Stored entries
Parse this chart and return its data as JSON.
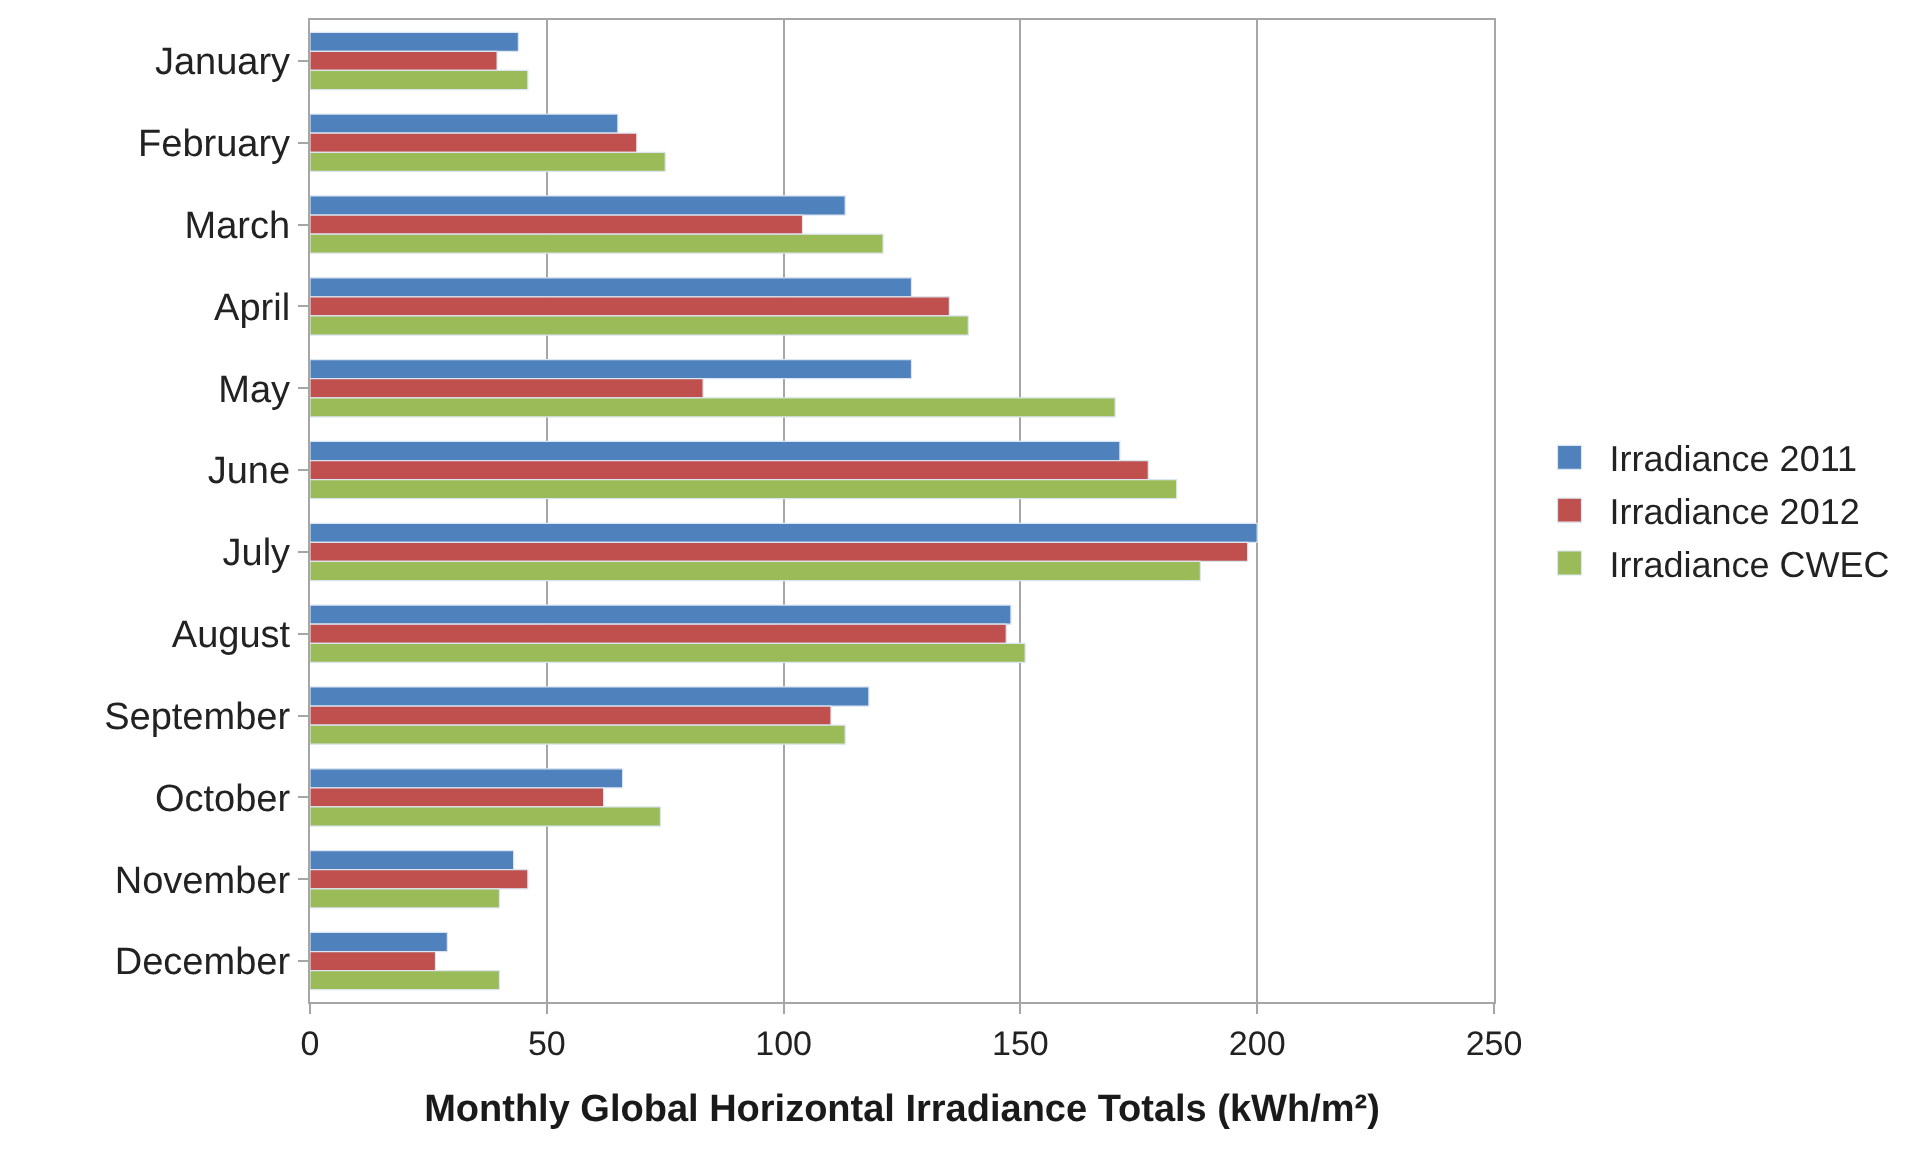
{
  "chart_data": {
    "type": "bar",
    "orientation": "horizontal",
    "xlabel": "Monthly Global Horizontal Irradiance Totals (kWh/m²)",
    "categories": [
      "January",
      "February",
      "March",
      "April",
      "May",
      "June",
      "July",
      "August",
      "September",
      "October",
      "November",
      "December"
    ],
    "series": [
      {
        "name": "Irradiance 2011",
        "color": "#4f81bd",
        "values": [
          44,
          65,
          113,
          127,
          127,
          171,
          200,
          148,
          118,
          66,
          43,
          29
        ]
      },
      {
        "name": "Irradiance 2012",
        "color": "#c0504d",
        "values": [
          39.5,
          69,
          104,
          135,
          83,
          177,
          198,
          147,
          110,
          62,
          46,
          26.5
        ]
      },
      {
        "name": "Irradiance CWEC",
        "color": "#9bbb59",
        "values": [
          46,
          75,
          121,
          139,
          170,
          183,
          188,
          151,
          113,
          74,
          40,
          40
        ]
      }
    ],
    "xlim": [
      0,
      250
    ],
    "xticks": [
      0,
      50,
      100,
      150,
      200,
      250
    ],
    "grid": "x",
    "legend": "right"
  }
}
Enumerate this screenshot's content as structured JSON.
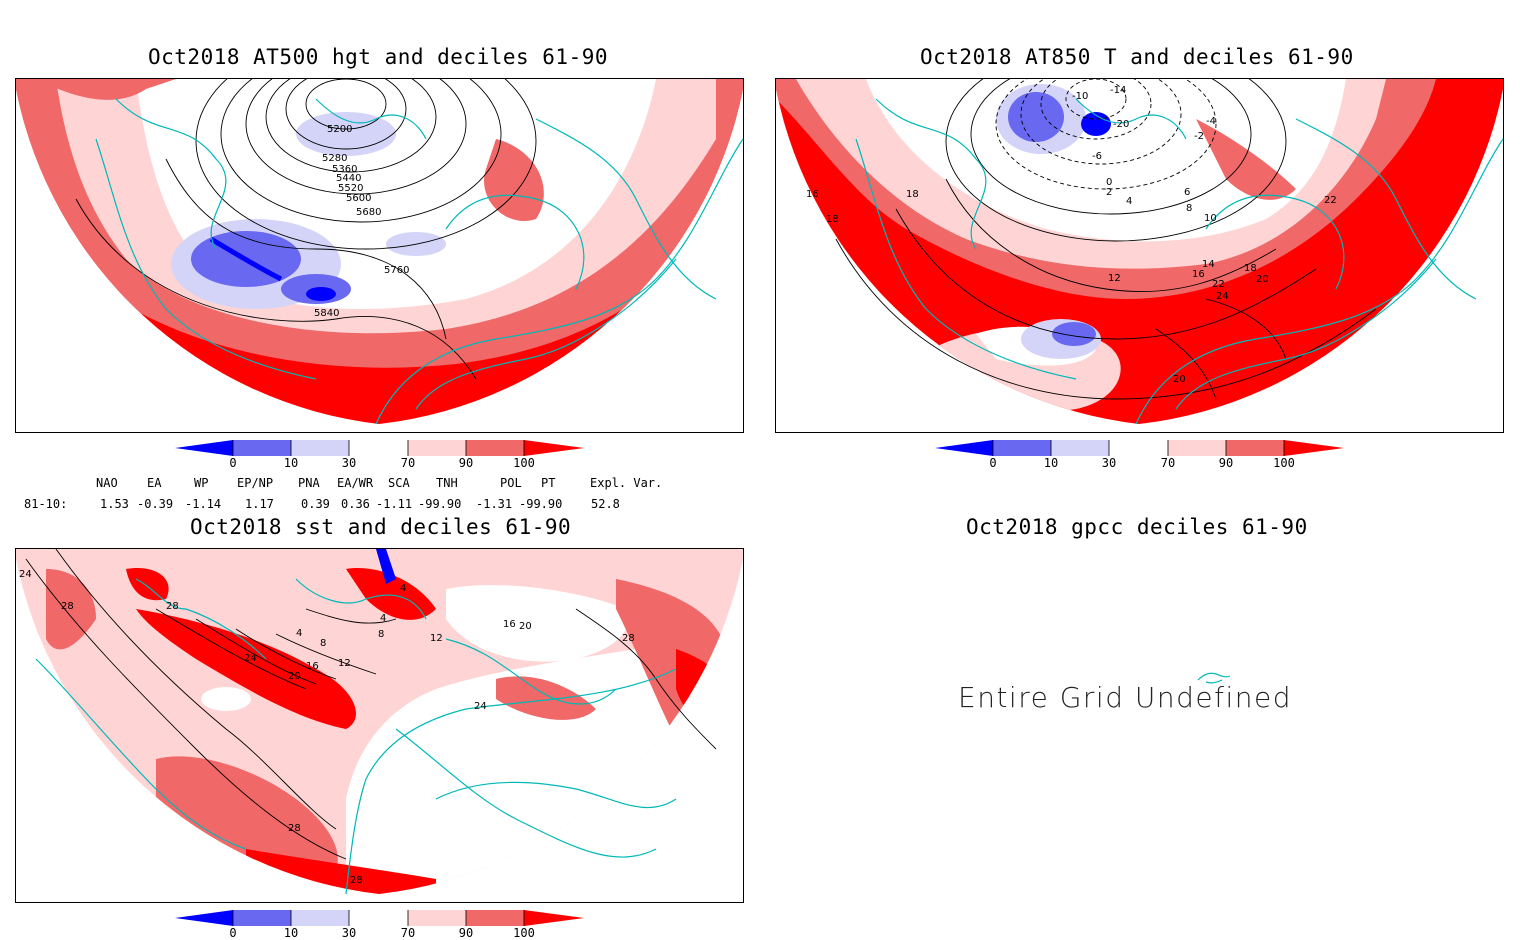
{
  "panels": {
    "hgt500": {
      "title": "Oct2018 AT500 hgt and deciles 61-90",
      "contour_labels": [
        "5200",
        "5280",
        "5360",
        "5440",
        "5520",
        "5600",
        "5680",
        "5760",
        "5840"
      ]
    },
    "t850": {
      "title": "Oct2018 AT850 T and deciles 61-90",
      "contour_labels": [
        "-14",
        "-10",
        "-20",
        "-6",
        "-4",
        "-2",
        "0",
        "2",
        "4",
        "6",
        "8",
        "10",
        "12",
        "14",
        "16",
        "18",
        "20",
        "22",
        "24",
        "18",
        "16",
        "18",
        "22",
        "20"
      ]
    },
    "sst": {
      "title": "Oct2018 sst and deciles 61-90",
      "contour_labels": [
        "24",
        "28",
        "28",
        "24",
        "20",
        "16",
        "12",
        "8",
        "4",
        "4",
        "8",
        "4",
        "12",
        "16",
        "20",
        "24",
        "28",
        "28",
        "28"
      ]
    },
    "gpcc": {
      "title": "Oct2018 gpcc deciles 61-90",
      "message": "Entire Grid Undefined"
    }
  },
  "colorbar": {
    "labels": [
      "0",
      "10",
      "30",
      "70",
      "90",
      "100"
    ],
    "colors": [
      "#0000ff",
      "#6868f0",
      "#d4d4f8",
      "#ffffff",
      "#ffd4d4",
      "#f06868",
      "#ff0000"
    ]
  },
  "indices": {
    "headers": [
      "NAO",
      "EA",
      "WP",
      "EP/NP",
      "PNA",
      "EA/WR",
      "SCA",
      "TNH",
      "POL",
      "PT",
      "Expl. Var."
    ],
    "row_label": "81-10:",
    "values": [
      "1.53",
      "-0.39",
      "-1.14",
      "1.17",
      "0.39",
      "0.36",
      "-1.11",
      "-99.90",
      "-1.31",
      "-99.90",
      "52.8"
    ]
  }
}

REQUIREMENTS: Return all of the entries word for word, but omit the pictures.

RESULT FOR THIS EXERCISE:
Parse this chart and return its data as JSON.
{
  "chart_data": {
    "type": "bar",
    "orientation": "horizontal",
    "xlabel": "Monthly Global Horizontal Irradiance Totals (kWh/m²)",
    "categories": [
      "January",
      "February",
      "March",
      "April",
      "May",
      "June",
      "July",
      "August",
      "September",
      "October",
      "November",
      "December"
    ],
    "series": [
      {
        "name": "Irradiance 2011",
        "color": "#4f81bd",
        "values": [
          44,
          65,
          113,
          127,
          127,
          171,
          200,
          148,
          118,
          66,
          43,
          29
        ]
      },
      {
        "name": "Irradiance 2012",
        "color": "#c0504d",
        "values": [
          39.5,
          69,
          104,
          135,
          83,
          177,
          198,
          147,
          110,
          62,
          46,
          26.5
        ]
      },
      {
        "name": "Irradiance CWEC",
        "color": "#9bbb59",
        "values": [
          46,
          75,
          121,
          139,
          170,
          183,
          188,
          151,
          113,
          74,
          40,
          40
        ]
      }
    ],
    "xlim": [
      0,
      250
    ],
    "xticks": [
      0,
      50,
      100,
      150,
      200,
      250
    ],
    "grid": "x",
    "legend": "right"
  }
}
Enumerate this screenshot's content as structured JSON.
{
  "panels": {
    "hgt500": {
      "title": "Oct2018 AT500 hgt and deciles 61-90",
      "contour_labels": [
        "5200",
        "5280",
        "5360",
        "5440",
        "5520",
        "5600",
        "5680",
        "5760",
        "5840"
      ]
    },
    "t850": {
      "title": "Oct2018 AT850 T and deciles 61-90",
      "contour_labels": [
        "-14",
        "-10",
        "-20",
        "-6",
        "-4",
        "-2",
        "0",
        "2",
        "4",
        "6",
        "8",
        "10",
        "12",
        "14",
        "16",
        "18",
        "20",
        "22",
        "24",
        "18",
        "16",
        "18",
        "22",
        "20"
      ]
    },
    "sst": {
      "title": "Oct2018 sst and deciles 61-90",
      "contour_labels": [
        "24",
        "28",
        "28",
        "24",
        "20",
        "16",
        "12",
        "8",
        "4",
        "4",
        "8",
        "4",
        "12",
        "16",
        "20",
        "24",
        "28",
        "28",
        "28"
      ]
    },
    "gpcc": {
      "title": "Oct2018 gpcc deciles 61-90",
      "message": "Entire Grid Undefined"
    }
  },
  "colorbar": {
    "labels": [
      "0",
      "10",
      "30",
      "70",
      "90",
      "100"
    ],
    "colors": [
      "#0000ff",
      "#6868f0",
      "#d4d4f8",
      "#ffffff",
      "#ffd4d4",
      "#f06868",
      "#ff0000"
    ]
  },
  "indices": {
    "headers": [
      "NAO",
      "EA",
      "WP",
      "EP/NP",
      "PNA",
      "EA/WR",
      "SCA",
      "TNH",
      "POL",
      "PT",
      "Expl. Var."
    ],
    "row_label": "81-10:",
    "values": [
      "1.53",
      "-0.39",
      "-1.14",
      "1.17",
      "0.39",
      "0.36",
      "-1.11",
      "-99.90",
      "-1.31",
      "-99.90",
      "52.8"
    ]
  }
}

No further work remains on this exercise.